- [REQUIRED WORK]:
Take down each entry exactly as written.

- [GIVEN RECORDS]:
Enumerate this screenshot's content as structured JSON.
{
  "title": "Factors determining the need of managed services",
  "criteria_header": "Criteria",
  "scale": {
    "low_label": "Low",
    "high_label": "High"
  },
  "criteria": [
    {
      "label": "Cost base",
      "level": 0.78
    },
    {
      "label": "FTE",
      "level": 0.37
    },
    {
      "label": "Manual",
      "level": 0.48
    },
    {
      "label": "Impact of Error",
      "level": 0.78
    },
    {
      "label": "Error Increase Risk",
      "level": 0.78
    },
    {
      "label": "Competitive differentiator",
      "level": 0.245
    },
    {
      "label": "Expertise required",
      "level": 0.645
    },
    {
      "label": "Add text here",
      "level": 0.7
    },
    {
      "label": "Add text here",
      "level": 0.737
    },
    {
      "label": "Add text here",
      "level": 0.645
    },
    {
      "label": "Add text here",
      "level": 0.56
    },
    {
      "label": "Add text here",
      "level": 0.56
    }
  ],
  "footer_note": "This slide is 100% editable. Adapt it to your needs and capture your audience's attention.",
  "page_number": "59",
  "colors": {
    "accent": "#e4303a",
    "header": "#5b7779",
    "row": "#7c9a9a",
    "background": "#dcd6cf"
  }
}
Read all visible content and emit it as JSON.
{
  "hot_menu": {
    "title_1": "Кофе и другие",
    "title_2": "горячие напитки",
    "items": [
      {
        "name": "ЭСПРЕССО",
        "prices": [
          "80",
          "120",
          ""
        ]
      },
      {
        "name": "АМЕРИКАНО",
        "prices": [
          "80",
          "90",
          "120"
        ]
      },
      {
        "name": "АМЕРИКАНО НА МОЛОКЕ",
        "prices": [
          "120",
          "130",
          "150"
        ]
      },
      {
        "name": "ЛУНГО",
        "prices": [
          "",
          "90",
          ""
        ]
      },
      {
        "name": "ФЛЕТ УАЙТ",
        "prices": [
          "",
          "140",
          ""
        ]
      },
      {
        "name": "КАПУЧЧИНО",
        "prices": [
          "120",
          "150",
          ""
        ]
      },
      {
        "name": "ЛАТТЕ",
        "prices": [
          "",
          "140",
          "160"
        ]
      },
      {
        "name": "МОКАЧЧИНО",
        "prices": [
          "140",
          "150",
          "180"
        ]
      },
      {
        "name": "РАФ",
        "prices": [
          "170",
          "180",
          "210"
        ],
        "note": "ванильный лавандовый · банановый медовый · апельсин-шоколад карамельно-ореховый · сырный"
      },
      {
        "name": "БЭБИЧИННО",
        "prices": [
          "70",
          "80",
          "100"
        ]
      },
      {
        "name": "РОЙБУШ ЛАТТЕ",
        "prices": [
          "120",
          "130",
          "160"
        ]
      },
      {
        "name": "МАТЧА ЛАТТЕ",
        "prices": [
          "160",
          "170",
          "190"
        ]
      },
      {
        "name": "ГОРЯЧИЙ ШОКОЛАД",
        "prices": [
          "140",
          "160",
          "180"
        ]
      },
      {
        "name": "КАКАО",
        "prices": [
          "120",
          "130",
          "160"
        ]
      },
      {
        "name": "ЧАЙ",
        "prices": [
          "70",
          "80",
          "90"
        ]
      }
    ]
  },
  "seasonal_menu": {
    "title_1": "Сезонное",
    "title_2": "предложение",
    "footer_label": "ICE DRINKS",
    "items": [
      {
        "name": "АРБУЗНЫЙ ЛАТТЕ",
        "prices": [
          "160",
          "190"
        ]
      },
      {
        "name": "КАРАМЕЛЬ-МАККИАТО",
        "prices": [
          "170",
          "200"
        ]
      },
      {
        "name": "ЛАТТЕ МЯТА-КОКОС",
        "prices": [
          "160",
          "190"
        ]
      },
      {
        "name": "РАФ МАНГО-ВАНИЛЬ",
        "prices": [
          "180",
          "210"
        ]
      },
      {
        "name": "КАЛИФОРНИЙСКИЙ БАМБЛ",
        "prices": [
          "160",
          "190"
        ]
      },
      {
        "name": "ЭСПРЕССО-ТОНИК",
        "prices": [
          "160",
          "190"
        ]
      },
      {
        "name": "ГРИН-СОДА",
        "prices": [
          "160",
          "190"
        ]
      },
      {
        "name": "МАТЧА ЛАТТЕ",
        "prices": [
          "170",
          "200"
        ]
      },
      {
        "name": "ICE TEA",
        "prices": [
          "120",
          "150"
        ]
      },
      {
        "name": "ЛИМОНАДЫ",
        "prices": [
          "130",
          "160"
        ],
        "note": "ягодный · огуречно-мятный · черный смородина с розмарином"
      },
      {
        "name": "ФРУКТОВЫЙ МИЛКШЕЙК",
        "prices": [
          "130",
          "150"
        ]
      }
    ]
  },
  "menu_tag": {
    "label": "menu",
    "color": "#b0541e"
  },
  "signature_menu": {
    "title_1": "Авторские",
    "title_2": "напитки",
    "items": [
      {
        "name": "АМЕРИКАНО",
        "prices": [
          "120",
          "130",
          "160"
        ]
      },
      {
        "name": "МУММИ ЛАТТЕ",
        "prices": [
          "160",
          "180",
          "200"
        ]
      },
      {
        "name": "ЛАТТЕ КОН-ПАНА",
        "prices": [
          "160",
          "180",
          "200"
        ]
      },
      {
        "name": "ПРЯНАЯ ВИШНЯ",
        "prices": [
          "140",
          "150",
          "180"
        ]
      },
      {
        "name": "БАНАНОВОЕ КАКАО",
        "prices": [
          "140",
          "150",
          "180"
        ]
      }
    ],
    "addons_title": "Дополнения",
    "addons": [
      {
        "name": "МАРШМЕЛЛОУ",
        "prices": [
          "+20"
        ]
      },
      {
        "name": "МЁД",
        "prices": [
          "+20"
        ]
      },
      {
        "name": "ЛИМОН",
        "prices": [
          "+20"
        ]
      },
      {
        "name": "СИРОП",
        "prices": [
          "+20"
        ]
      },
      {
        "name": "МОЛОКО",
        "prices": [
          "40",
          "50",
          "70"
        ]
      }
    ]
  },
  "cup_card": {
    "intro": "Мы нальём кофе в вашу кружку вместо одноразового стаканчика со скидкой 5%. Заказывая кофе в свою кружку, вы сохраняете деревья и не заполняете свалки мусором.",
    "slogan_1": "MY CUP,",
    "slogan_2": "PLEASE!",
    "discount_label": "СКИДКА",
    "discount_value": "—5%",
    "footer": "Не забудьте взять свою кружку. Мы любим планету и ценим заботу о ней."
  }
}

- [REPLY TO THE TASK]:
Enumerate this screenshot's content as structured JSON.
{
  "title": "Factors determining the need of managed services",
  "criteria_header": "Criteria",
  "scale": {
    "low_label": "Low",
    "high_label": "High"
  },
  "criteria": [
    {
      "label": "Cost base",
      "level": 0.78
    },
    {
      "label": "FTE",
      "level": 0.37
    },
    {
      "label": "Manual",
      "level": 0.48
    },
    {
      "label": "Impact of Error",
      "level": 0.78
    },
    {
      "label": "Error Increase Risk",
      "level": 0.78
    },
    {
      "label": "Competitive differentiator",
      "level": 0.245
    },
    {
      "label": "Expertise required",
      "level": 0.645
    },
    {
      "label": "Add text here",
      "level": 0.7
    },
    {
      "label": "Add text here",
      "level": 0.737
    },
    {
      "label": "Add text here",
      "level": 0.645
    },
    {
      "label": "Add text here",
      "level": 0.56
    },
    {
      "label": "Add text here",
      "level": 0.56
    }
  ],
  "footer_note": "This slide is 100% editable. Adapt it to your needs and capture your audience's attention.",
  "page_number": "59",
  "colors": {
    "accent": "#e4303a",
    "header": "#5b7779",
    "row": "#7c9a9a",
    "background": "#dcd6cf"
  }
}
Read all visible content and emit it as JSON.
{
  "hot_menu": {
    "title_1": "Кофе и другие",
    "title_2": "горячие напитки",
    "items": [
      {
        "name": "ЭСПРЕССО",
        "prices": [
          "80",
          "120",
          ""
        ]
      },
      {
        "name": "АМЕРИКАНО",
        "prices": [
          "80",
          "90",
          "120"
        ]
      },
      {
        "name": "АМЕРИКАНО НА МОЛОКЕ",
        "prices": [
          "120",
          "130",
          "150"
        ]
      },
      {
        "name": "ЛУНГО",
        "prices": [
          "",
          "90",
          ""
        ]
      },
      {
        "name": "ФЛЕТ УАЙТ",
        "prices": [
          "",
          "140",
          ""
        ]
      },
      {
        "name": "КАПУЧЧИНО",
        "prices": [
          "120",
          "150",
          ""
        ]
      },
      {
        "name": "ЛАТТЕ",
        "prices": [
          "",
          "140",
          "160"
        ]
      },
      {
        "name": "МОКАЧЧИНО",
        "prices": [
          "140",
          "150",
          "180"
        ]
      },
      {
        "name": "РАФ",
        "prices": [
          "170",
          "180",
          "210"
        ],
        "note": "ванильный лавандовый · банановый медовый · апельсин-шоколад карамельно-ореховый · сырный"
      },
      {
        "name": "БЭБИЧИННО",
        "prices": [
          "70",
          "80",
          "100"
        ]
      },
      {
        "name": "РОЙБУШ ЛАТТЕ",
        "prices": [
          "120",
          "130",
          "160"
        ]
      },
      {
        "name": "МАТЧА ЛАТТЕ",
        "prices": [
          "160",
          "170",
          "190"
        ]
      },
      {
        "name": "ГОРЯЧИЙ ШОКОЛАД",
        "prices": [
          "140",
          "160",
          "180"
        ]
      },
      {
        "name": "КАКАО",
        "prices": [
          "120",
          "130",
          "160"
        ]
      },
      {
        "name": "ЧАЙ",
        "prices": [
          "70",
          "80",
          "90"
        ]
      }
    ]
  },
  "seasonal_menu": {
    "title_1": "Сезонное",
    "title_2": "предложение",
    "footer_label": "ICE DRINKS",
    "items": [
      {
        "name": "АРБУЗНЫЙ ЛАТТЕ",
        "prices": [
          "160",
          "190"
        ]
      },
      {
        "name": "КАРАМЕЛЬ-МАККИАТО",
        "prices": [
          "170",
          "200"
        ]
      },
      {
        "name": "ЛАТТЕ МЯТА-КОКОС",
        "prices": [
          "160",
          "190"
        ]
      },
      {
        "name": "РАФ МАНГО-ВАНИЛЬ",
        "prices": [
          "180",
          "210"
        ]
      },
      {
        "name": "КАЛИФОРНИЙСКИЙ БАМБЛ",
        "prices": [
          "160",
          "190"
        ]
      },
      {
        "name": "ЭСПРЕССО-ТОНИК",
        "prices": [
          "160",
          "190"
        ]
      },
      {
        "name": "ГРИН-СОДА",
        "prices": [
          "160",
          "190"
        ]
      },
      {
        "name": "МАТЧА ЛАТТЕ",
        "prices": [
          "170",
          "200"
        ]
      },
      {
        "name": "ICE TEA",
        "prices": [
          "120",
          "150"
        ]
      },
      {
        "name": "ЛИМОНАДЫ",
        "prices": [
          "130",
          "160"
        ],
        "note": "ягодный · огуречно-мятный · черный смородина с розмарином"
      },
      {
        "name": "ФРУКТОВЫЙ МИЛКШЕЙК",
        "prices": [
          "130",
          "150"
        ]
      }
    ]
  },
  "menu_tag": {
    "label": "menu",
    "color": "#b0541e"
  },
  "signature_menu": {
    "title_1": "Авторские",
    "title_2": "напитки",
    "items": [
      {
        "name": "АМЕРИКАНО",
        "prices": [
          "120",
          "130",
          "160"
        ]
      },
      {
        "name": "МУММИ ЛАТТЕ",
        "prices": [
          "160",
          "180",
          "200"
        ]
      },
      {
        "name": "ЛАТТЕ КОН-ПАНА",
        "prices": [
          "160",
          "180",
          "200"
        ]
      },
      {
        "name": "ПРЯНАЯ ВИШНЯ",
        "prices": [
          "140",
          "150",
          "180"
        ]
      },
      {
        "name": "БАНАНОВОЕ КАКАО",
        "prices": [
          "140",
          "150",
          "180"
        ]
      }
    ],
    "addons_title": "Дополнения",
    "addons": [
      {
        "name": "МАРШМЕЛЛОУ",
        "prices": [
          "+20"
        ]
      },
      {
        "name": "МЁД",
        "prices": [
          "+20"
        ]
      },
      {
        "name": "ЛИМОН",
        "prices": [
          "+20"
        ]
      },
      {
        "name": "СИРОП",
        "prices": [
          "+20"
        ]
      },
      {
        "name": "МОЛОКО",
        "prices": [
          "40",
          "50",
          "70"
        ]
      }
    ]
  },
  "cup_card": {
    "intro": "Мы нальём кофе в вашу кружку вместо одноразового стаканчика со скидкой 5%. Заказывая кофе в свою кружку, вы сохраняете деревья и не заполняете свалки мусором.",
    "slogan_1": "MY CUP,",
    "slogan_2": "PLEASE!",
    "discount_label": "СКИДКА",
    "discount_value": "—5%",
    "footer": "Не забудьте взять свою кружку. Мы любим планету и ценим заботу о ней."
  }
}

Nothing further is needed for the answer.